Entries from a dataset
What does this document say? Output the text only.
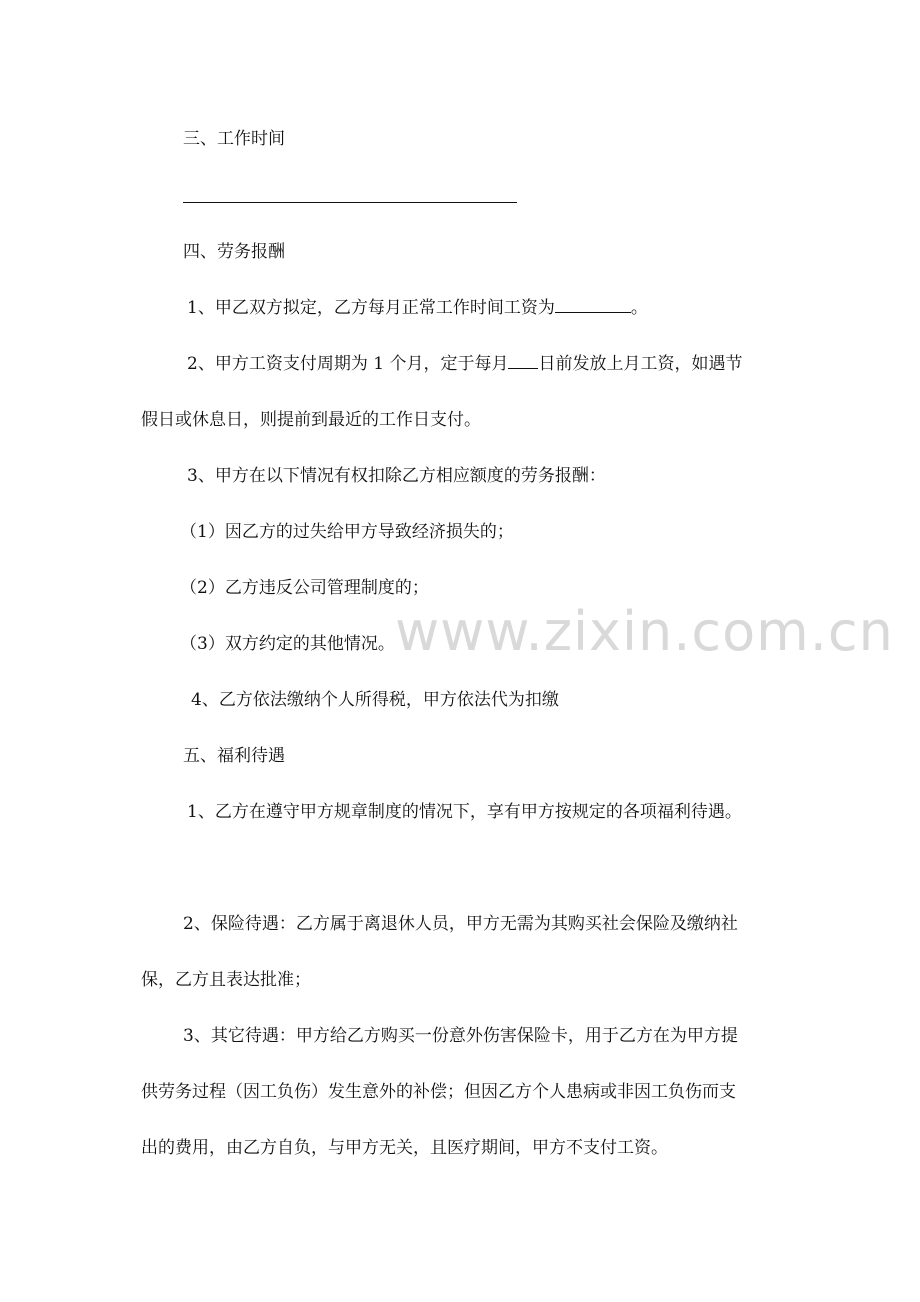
三、工作时间
四、劳务报酬
1、甲乙双方拟定，乙方每月正常工作时间工资为	。
2、甲方工资支付周期为 1 个月，定于每月 日前发放上月工资，如遇节
假日或休息日，则提前到最近的工作日支付。
3、甲方在以下情况有权扣除乙方相应额度的劳务报酬：
（1）因乙方的过失给甲方导致经济损失的；
（2）乙方违反公司管理制度的；
（3）双方约定的其他情况。
4、乙方依法缴纳个人所得税，甲方依法代为扣缴
五、福利待遇
1、乙方在遵守甲方规章制度的情况下，享有甲方按规定的各项福利待遇。
2、保险待遇：乙方属于离退休人员，甲方无需为其购买社会保险及缴纳社
保，乙方且表达批准；
3、其它待遇：甲方给乙方购买一份意外伤害保险卡，用于乙方在为甲方提
供劳务过程（因工负伤）发生意外的补偿；但因乙方个人患病或非因工负伤而支
出的费用，由乙方自负，与甲方无关，且医疗期间，甲方不支付工资。
www.zixin.com.cn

WHAT TO PRODUCE
Copy the material shown above in full and exactly. Skip the pictures.

CORRECT RESULT
What does this document say? Output the text only.
三、工作时间
四、劳务报酬
1、甲乙双方拟定，乙方每月正常工作时间工资为	。
2、甲方工资支付周期为 1 个月，定于每月 日前发放上月工资，如遇节
假日或休息日，则提前到最近的工作日支付。
3、甲方在以下情况有权扣除乙方相应额度的劳务报酬：
（1）因乙方的过失给甲方导致经济损失的；
（2）乙方违反公司管理制度的；
（3）双方约定的其他情况。
4、乙方依法缴纳个人所得税，甲方依法代为扣缴
五、福利待遇
1、乙方在遵守甲方规章制度的情况下，享有甲方按规定的各项福利待遇。
2、保险待遇：乙方属于离退休人员，甲方无需为其购买社会保险及缴纳社
保，乙方且表达批准；
3、其它待遇：甲方给乙方购买一份意外伤害保险卡，用于乙方在为甲方提
供劳务过程（因工负伤）发生意外的补偿；但因乙方个人患病或非因工负伤而支
出的费用，由乙方自负，与甲方无关，且医疗期间，甲方不支付工资。
www.zixin.com.cn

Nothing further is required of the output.